**PROBLEM TO WORK ON**
Show every line where "biomass" occurs.

**GIVEN DATA**
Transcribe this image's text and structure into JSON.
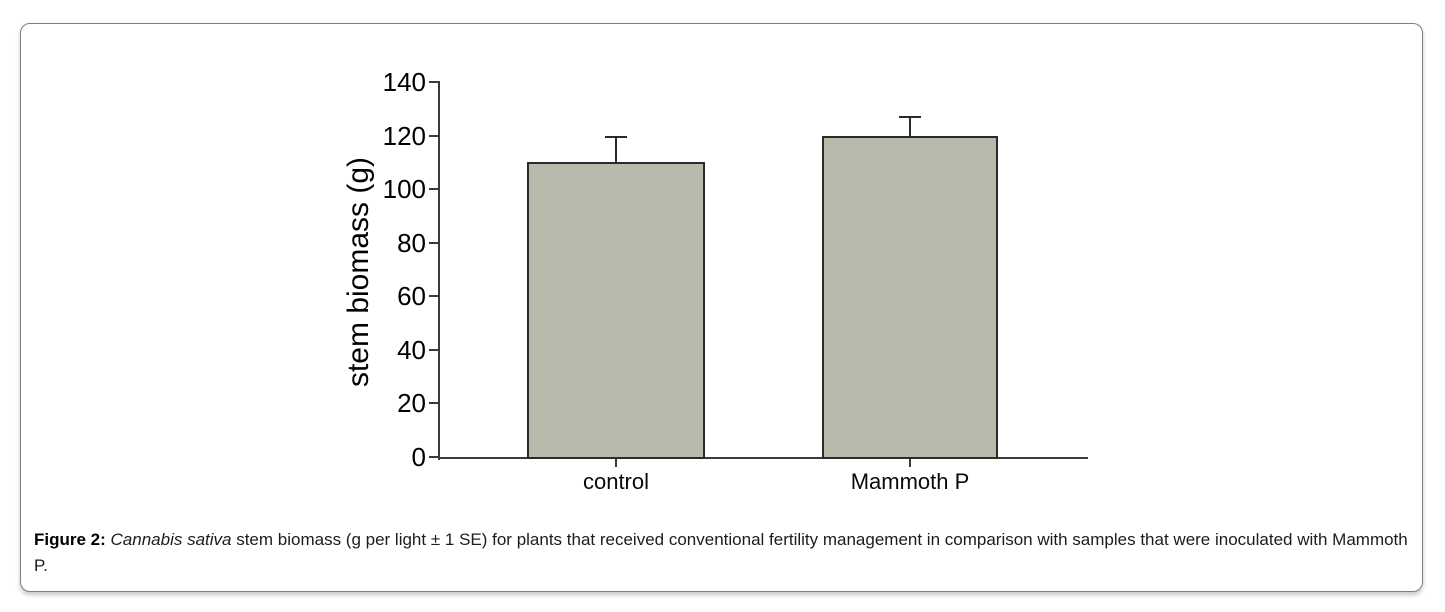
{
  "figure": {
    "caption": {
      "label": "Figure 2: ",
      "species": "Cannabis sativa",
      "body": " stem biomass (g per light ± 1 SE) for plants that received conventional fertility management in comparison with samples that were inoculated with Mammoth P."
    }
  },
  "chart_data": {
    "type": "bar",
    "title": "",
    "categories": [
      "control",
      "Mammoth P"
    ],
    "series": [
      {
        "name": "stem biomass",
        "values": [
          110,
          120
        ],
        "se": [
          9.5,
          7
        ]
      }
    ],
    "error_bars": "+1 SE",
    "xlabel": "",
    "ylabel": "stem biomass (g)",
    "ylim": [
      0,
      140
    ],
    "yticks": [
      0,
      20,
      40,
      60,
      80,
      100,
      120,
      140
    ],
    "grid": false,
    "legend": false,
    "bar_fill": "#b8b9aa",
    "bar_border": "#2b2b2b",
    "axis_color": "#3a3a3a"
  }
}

--

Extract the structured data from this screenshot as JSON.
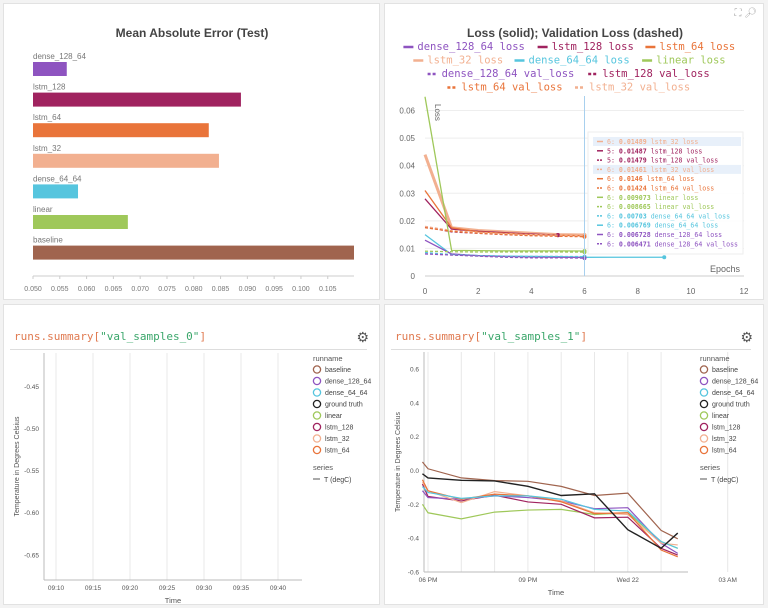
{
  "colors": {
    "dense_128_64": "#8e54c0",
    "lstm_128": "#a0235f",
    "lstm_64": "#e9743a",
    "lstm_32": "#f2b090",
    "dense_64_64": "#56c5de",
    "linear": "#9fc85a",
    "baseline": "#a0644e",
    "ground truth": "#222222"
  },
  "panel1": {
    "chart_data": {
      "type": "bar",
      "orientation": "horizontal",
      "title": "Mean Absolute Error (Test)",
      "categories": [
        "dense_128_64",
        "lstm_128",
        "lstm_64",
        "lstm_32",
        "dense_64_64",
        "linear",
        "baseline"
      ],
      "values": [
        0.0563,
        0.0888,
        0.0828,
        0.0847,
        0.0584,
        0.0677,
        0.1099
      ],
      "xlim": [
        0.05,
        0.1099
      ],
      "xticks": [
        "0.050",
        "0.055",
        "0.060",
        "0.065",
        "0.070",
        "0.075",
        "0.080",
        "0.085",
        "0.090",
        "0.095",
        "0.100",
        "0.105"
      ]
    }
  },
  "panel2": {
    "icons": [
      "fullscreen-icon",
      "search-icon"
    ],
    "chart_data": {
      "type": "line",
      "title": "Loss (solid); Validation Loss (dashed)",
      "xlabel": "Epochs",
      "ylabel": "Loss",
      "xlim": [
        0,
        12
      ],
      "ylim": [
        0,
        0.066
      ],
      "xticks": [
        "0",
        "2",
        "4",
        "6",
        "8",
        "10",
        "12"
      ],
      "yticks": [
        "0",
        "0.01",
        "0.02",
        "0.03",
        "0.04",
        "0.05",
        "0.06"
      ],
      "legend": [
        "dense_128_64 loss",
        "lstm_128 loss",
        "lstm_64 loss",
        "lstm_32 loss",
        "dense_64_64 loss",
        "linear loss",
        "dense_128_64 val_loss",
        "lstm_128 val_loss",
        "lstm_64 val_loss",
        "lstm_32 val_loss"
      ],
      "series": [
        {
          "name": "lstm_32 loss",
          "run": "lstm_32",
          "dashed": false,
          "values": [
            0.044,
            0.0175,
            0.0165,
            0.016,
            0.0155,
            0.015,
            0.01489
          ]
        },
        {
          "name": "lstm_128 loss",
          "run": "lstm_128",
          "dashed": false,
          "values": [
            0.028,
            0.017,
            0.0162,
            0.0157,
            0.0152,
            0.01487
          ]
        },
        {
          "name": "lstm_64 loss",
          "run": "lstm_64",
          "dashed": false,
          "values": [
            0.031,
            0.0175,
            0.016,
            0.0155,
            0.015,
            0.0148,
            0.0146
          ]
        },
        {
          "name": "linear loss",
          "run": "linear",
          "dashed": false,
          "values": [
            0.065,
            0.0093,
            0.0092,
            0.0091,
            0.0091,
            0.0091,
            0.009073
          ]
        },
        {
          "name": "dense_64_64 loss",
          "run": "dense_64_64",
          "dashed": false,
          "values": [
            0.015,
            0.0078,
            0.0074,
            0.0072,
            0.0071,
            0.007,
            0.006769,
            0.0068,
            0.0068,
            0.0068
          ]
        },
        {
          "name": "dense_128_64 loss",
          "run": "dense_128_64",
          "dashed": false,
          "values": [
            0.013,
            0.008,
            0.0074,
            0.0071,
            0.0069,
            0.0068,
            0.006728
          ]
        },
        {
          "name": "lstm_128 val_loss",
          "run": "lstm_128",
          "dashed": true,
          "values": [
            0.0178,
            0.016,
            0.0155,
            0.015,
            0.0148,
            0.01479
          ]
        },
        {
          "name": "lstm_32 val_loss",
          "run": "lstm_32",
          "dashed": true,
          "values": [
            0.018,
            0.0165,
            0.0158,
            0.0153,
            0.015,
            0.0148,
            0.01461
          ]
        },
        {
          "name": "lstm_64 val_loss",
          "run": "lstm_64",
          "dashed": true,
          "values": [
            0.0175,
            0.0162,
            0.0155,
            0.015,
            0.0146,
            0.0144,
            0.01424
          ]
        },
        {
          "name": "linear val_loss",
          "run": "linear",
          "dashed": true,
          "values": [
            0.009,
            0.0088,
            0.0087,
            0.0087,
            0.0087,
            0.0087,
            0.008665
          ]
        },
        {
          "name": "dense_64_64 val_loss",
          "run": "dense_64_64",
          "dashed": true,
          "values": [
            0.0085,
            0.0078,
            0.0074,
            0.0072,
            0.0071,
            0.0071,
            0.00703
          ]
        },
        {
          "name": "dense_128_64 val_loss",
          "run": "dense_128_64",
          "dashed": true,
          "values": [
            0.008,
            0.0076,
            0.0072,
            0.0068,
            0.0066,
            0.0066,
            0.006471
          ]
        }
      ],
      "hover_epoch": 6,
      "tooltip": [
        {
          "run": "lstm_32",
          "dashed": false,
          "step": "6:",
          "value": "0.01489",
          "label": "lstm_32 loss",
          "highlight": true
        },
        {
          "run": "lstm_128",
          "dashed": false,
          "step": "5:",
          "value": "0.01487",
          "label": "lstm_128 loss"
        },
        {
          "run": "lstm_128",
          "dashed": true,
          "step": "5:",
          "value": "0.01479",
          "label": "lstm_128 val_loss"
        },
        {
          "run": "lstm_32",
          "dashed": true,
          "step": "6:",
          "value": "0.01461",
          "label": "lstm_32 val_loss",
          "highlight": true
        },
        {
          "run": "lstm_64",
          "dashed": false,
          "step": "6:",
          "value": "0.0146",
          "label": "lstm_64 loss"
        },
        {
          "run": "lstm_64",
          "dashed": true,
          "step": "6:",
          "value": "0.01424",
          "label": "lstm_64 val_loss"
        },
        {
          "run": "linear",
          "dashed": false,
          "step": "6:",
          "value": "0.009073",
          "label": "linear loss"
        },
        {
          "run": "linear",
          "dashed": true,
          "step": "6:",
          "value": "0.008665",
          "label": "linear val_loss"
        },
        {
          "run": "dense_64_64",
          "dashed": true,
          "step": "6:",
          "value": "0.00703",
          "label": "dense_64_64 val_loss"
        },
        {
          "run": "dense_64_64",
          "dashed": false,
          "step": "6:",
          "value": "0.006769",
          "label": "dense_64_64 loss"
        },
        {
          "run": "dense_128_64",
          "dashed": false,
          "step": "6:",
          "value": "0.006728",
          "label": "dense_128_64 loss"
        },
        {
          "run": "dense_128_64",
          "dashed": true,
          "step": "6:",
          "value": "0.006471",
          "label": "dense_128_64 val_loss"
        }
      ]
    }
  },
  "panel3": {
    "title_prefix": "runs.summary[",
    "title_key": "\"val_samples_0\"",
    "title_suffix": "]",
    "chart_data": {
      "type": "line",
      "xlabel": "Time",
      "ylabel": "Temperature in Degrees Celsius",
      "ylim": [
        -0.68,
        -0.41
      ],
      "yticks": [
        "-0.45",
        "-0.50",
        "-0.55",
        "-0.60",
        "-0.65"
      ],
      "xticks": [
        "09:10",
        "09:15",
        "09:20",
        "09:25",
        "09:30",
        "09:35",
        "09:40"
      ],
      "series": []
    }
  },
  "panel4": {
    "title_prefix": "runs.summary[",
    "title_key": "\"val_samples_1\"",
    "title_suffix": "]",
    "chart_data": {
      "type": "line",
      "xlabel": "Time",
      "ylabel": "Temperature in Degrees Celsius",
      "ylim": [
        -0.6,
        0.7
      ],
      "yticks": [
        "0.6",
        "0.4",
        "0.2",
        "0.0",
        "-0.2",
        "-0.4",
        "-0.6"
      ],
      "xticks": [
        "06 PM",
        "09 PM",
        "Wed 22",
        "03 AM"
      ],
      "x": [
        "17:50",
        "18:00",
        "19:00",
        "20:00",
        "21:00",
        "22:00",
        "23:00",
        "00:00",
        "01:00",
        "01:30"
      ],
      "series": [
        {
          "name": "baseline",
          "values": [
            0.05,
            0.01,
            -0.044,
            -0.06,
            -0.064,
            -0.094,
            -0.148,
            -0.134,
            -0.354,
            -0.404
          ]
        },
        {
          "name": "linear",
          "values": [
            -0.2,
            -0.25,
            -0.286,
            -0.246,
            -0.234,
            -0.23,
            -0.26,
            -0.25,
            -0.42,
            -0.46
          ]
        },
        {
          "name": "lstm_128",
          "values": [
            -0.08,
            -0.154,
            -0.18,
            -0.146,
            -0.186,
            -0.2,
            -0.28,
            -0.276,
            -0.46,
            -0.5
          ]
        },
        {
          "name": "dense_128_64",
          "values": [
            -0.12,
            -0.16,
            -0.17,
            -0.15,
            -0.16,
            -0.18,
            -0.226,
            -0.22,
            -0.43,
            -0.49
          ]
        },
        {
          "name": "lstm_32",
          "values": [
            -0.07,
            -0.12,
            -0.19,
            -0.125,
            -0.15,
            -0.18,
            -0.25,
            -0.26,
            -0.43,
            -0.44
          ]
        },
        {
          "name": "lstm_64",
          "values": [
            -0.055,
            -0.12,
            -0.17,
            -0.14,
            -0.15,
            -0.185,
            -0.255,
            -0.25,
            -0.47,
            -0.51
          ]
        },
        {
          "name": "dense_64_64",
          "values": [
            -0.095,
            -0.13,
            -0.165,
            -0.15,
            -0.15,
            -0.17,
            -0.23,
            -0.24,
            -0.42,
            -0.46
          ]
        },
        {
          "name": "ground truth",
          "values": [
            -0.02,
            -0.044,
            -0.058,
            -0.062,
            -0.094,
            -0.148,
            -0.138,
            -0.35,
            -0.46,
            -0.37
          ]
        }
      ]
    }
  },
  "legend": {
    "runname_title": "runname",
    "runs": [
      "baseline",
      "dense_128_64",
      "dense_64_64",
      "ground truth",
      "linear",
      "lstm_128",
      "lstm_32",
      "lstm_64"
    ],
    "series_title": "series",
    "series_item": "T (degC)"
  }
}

**RESULT OF THIS TASK**
      "body": " stem biomass (g per light ± 1 SE) for plants that received conventional fertility management in comparison with samples that were inoculated with Mammoth P."
        "name": "stem biomass",
    "ylabel": "stem biomass (g)",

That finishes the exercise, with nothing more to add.